-------- LISTING

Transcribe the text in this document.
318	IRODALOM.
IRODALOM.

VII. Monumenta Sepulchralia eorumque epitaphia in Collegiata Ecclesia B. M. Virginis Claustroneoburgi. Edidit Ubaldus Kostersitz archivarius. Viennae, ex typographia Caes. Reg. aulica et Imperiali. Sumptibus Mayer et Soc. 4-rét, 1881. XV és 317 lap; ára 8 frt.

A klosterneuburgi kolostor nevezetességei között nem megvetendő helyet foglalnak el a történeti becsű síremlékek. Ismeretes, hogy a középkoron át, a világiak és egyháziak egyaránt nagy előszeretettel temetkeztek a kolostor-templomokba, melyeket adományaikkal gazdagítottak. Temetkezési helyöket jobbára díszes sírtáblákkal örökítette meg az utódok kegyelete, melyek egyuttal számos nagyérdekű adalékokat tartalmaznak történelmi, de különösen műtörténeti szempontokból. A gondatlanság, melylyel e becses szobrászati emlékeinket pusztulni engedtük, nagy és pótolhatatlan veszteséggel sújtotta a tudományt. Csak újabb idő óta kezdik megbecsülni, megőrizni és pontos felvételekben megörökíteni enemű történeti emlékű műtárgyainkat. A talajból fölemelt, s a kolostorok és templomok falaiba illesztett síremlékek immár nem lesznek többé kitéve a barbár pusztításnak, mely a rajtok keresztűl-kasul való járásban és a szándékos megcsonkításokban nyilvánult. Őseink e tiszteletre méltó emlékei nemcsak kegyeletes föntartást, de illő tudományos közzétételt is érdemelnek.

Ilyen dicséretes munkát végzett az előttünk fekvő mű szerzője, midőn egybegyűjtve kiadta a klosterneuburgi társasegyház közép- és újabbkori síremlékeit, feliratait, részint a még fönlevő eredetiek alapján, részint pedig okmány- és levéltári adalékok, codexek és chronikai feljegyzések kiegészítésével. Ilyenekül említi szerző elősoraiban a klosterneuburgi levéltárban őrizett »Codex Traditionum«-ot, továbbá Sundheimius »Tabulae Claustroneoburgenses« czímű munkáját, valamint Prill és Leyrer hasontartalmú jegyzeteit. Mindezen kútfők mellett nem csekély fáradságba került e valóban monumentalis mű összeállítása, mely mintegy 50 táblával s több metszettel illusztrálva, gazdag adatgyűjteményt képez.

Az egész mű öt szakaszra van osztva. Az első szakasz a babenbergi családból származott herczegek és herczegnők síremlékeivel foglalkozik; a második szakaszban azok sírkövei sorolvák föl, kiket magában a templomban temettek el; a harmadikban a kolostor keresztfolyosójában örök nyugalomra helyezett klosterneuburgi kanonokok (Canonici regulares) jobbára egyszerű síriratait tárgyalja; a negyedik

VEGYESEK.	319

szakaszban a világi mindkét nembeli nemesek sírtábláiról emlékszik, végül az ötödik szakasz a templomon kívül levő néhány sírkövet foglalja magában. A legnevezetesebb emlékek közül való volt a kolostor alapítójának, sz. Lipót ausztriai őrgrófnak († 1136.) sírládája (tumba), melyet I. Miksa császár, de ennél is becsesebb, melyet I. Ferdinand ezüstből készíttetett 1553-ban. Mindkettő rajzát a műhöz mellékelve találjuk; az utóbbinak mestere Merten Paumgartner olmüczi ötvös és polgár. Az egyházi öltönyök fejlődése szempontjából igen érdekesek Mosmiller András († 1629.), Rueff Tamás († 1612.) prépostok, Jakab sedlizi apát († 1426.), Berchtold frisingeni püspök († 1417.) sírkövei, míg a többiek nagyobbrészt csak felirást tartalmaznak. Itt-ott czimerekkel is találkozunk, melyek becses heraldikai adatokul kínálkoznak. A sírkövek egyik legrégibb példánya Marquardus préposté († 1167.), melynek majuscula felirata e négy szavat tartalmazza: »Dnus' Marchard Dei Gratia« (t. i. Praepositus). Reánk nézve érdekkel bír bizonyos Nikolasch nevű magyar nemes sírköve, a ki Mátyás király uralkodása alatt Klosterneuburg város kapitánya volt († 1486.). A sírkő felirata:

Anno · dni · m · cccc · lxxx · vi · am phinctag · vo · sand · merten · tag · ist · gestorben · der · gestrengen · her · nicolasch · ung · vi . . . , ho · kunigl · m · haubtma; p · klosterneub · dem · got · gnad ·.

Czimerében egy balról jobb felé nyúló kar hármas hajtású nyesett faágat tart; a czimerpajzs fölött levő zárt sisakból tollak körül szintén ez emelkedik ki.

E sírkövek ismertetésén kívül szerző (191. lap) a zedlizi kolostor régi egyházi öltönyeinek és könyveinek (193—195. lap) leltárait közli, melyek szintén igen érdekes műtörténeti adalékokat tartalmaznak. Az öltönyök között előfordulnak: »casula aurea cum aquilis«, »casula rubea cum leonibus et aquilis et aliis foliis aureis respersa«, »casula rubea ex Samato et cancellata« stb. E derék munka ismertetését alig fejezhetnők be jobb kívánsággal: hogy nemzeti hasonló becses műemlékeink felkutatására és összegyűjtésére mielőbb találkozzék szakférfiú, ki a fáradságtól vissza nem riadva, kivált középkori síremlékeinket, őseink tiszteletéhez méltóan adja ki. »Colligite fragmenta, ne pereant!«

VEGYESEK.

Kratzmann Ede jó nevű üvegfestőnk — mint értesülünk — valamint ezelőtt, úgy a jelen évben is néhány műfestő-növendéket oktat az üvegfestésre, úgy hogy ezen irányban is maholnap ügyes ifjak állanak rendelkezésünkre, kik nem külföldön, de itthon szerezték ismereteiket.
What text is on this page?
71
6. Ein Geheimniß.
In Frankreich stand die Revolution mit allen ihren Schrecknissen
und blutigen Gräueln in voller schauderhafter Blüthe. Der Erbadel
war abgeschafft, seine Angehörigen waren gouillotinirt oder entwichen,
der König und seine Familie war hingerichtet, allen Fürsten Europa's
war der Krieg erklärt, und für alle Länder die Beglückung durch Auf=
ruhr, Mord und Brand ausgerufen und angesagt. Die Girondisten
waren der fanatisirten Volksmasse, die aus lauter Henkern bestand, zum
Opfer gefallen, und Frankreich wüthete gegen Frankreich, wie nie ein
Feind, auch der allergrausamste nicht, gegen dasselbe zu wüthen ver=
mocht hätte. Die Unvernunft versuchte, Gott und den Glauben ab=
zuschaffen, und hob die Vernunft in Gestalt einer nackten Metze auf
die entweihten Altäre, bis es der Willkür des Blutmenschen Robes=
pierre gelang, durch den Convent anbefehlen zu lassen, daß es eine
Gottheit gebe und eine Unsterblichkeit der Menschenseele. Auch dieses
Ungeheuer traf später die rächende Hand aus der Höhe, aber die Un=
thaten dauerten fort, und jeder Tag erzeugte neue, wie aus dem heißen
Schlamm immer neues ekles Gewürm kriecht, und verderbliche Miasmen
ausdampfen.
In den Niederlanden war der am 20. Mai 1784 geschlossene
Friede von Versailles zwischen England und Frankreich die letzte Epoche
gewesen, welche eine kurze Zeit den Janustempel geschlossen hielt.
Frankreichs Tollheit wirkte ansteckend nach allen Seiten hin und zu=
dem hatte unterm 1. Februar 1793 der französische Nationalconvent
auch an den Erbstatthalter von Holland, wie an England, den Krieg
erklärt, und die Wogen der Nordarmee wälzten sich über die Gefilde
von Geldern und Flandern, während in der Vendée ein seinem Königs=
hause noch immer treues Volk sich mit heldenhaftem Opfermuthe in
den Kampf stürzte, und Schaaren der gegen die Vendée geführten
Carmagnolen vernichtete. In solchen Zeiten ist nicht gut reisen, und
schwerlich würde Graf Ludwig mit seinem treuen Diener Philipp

----------------

§ STATED EXERCISE: Reproduce the material above without altering a single character.

§ WRITTEN RESPONSE:
Transcribe the text in this document.
318	IRODALOM.
IRODALOM.

VII. Monumenta Sepulchralia eorumque epitaphia in Collegiata Ecclesia B. M. Virginis Claustroneoburgi. Edidit Ubaldus Kostersitz archivarius. Viennae, ex typographia Caes. Reg. aulica et Imperiali. Sumptibus Mayer et Soc. 4-rét, 1881. XV és 317 lap; ára 8 frt.

A klosterneuburgi kolostor nevezetességei között nem megvetendő helyet foglalnak el a történeti becsű síremlékek. Ismeretes, hogy a középkoron át, a világiak és egyháziak egyaránt nagy előszeretettel temetkeztek a kolostor-templomokba, melyeket adományaikkal gazdagítottak. Temetkezési helyöket jobbára díszes sírtáblákkal örökítette meg az utódok kegyelete, melyek egyuttal számos nagyérdekű adalékokat tartalmaznak történelmi, de különösen műtörténeti szempontokból. A gondatlanság, melylyel e becses szobrászati emlékeinket pusztulni engedtük, nagy és pótolhatatlan veszteséggel sújtotta a tudományt. Csak újabb idő óta kezdik megbecsülni, megőrizni és pontos felvételekben megörökíteni enemű történeti emlékű műtárgyainkat. A talajból fölemelt, s a kolostorok és templomok falaiba illesztett síremlékek immár nem lesznek többé kitéve a barbár pusztításnak, mely a rajtok keresztűl-kasul való járásban és a szándékos megcsonkításokban nyilvánult. Őseink e tiszteletre méltó emlékei nemcsak kegyeletes föntartást, de illő tudományos közzétételt is érdemelnek.

Ilyen dicséretes munkát végzett az előttünk fekvő mű szerzője, midőn egybegyűjtve kiadta a klosterneuburgi társasegyház közép- és újabbkori síremlékeit, feliratait, részint a még fönlevő eredetiek alapján, részint pedig okmány- és levéltári adalékok, codexek és chronikai feljegyzések kiegészítésével. Ilyenekül említi szerző elősoraiban a klosterneuburgi levéltárban őrizett »Codex Traditionum«-ot, továbbá Sundheimius »Tabulae Claustroneoburgenses« czímű munkáját, valamint Prill és Leyrer hasontartalmú jegyzeteit. Mindezen kútfők mellett nem csekély fáradságba került e valóban monumentalis mű összeállítása, mely mintegy 50 táblával s több metszettel illusztrálva, gazdag adatgyűjteményt képez.

Az egész mű öt szakaszra van osztva. Az első szakasz a babenbergi családból származott herczegek és herczegnők síremlékeivel foglalkozik; a második szakaszban azok sírkövei sorolvák föl, kiket magában a templomban temettek el; a harmadikban a kolostor keresztfolyosójában örök nyugalomra helyezett klosterneuburgi kanonokok (Canonici regulares) jobbára egyszerű síriratait tárgyalja; a negyedik

VEGYESEK.	319

szakaszban a világi mindkét nembeli nemesek sírtábláiról emlékszik, végül az ötödik szakasz a templomon kívül levő néhány sírkövet foglalja magában. A legnevezetesebb emlékek közül való volt a kolostor alapítójának, sz. Lipót ausztriai őrgrófnak († 1136.) sírládája (tumba), melyet I. Miksa császár, de ennél is becsesebb, melyet I. Ferdinand ezüstből készíttetett 1553-ban. Mindkettő rajzát a műhöz mellékelve találjuk; az utóbbinak mestere Merten Paumgartner olmüczi ötvös és polgár. Az egyházi öltönyök fejlődése szempontjából igen érdekesek Mosmiller András († 1629.), Rueff Tamás († 1612.) prépostok, Jakab sedlizi apát († 1426.), Berchtold frisingeni püspök († 1417.) sírkövei, míg a többiek nagyobbrészt csak felirást tartalmaznak. Itt-ott czimerekkel is találkozunk, melyek becses heraldikai adatokul kínálkoznak. A sírkövek egyik legrégibb példánya Marquardus préposté († 1167.), melynek majuscula felirata e négy szavat tartalmazza: »Dnus' Marchard Dei Gratia« (t. i. Praepositus). Reánk nézve érdekkel bír bizonyos Nikolasch nevű magyar nemes sírköve, a ki Mátyás király uralkodása alatt Klosterneuburg város kapitánya volt († 1486.). A sírkő felirata:

Anno · dni · m · cccc · lxxx · vi · am phinctag · vo · sand · merten · tag · ist · gestorben · der · gestrengen · her · nicolasch · ung · vi . . . , ho · kunigl · m · haubtma; p · klosterneub · dem · got · gnad ·.

Czimerében egy balról jobb felé nyúló kar hármas hajtású nyesett faágat tart; a czimerpajzs fölött levő zárt sisakból tollak körül szintén ez emelkedik ki.

E sírkövek ismertetésén kívül szerző (191. lap) a zedlizi kolostor régi egyházi öltönyeinek és könyveinek (193—195. lap) leltárait közli, melyek szintén igen érdekes műtörténeti adalékokat tartalmaznak. Az öltönyök között előfordulnak: »casula aurea cum aquilis«, »casula rubea cum leonibus et aquilis et aliis foliis aureis respersa«, »casula rubea ex Samato et cancellata« stb. E derék munka ismertetését alig fejezhetnők be jobb kívánsággal: hogy nemzeti hasonló becses műemlékeink felkutatására és összegyűjtésére mielőbb találkozzék szakférfiú, ki a fáradságtól vissza nem riadva, kivált középkori síremlékeinket, őseink tiszteletéhez méltóan adja ki. »Colligite fragmenta, ne pereant!«

VEGYESEK.

Kratzmann Ede jó nevű üvegfestőnk — mint értesülünk — valamint ezelőtt, úgy a jelen évben is néhány műfestő-növendéket oktat az üvegfestésre, úgy hogy ezen irányban is maholnap ügyes ifjak állanak rendelkezésünkre, kik nem külföldön, de itthon szerezték ismereteiket.
What text is on this page?
71
6. Ein Geheimniß.
In Frankreich stand die Revolution mit allen ihren Schrecknissen
und blutigen Gräueln in voller schauderhafter Blüthe. Der Erbadel
war abgeschafft, seine Angehörigen waren gouillotinirt oder entwichen,
der König und seine Familie war hingerichtet, allen Fürsten Europa's
war der Krieg erklärt, und für alle Länder die Beglückung durch Auf=
ruhr, Mord und Brand ausgerufen und angesagt. Die Girondisten
waren der fanatisirten Volksmasse, die aus lauter Henkern bestand, zum
Opfer gefallen, und Frankreich wüthete gegen Frankreich, wie nie ein
Feind, auch der allergrausamste nicht, gegen dasselbe zu wüthen ver=
mocht hätte. Die Unvernunft versuchte, Gott und den Glauben ab=
zuschaffen, und hob die Vernunft in Gestalt einer nackten Metze auf
die entweihten Altäre, bis es der Willkür des Blutmenschen Robes=
pierre gelang, durch den Convent anbefehlen zu lassen, daß es eine
Gottheit gebe und eine Unsterblichkeit der Menschenseele. Auch dieses
Ungeheuer traf später die rächende Hand aus der Höhe, aber die Un=
thaten dauerten fort, und jeder Tag erzeugte neue, wie aus dem heißen
Schlamm immer neues ekles Gewürm kriecht, und verderbliche Miasmen
ausdampfen.
In den Niederlanden war der am 20. Mai 1784 geschlossene
Friede von Versailles zwischen England und Frankreich die letzte Epoche
gewesen, welche eine kurze Zeit den Janustempel geschlossen hielt.
Frankreichs Tollheit wirkte ansteckend nach allen Seiten hin und zu=
dem hatte unterm 1. Februar 1793 der französische Nationalconvent
auch an den Erbstatthalter von Holland, wie an England, den Krieg
erklärt, und die Wogen der Nordarmee wälzten sich über die Gefilde
von Geldern und Flandern, während in der Vendée ein seinem Königs=
hause noch immer treues Volk sich mit heldenhaftem Opfermuthe in
den Kampf stürzte, und Schaaren der gegen die Vendée geführten
Carmagnolen vernichtete. In solchen Zeiten ist nicht gut reisen, und
schwerlich würde Graf Ludwig mit seinem treuen Diener Philipp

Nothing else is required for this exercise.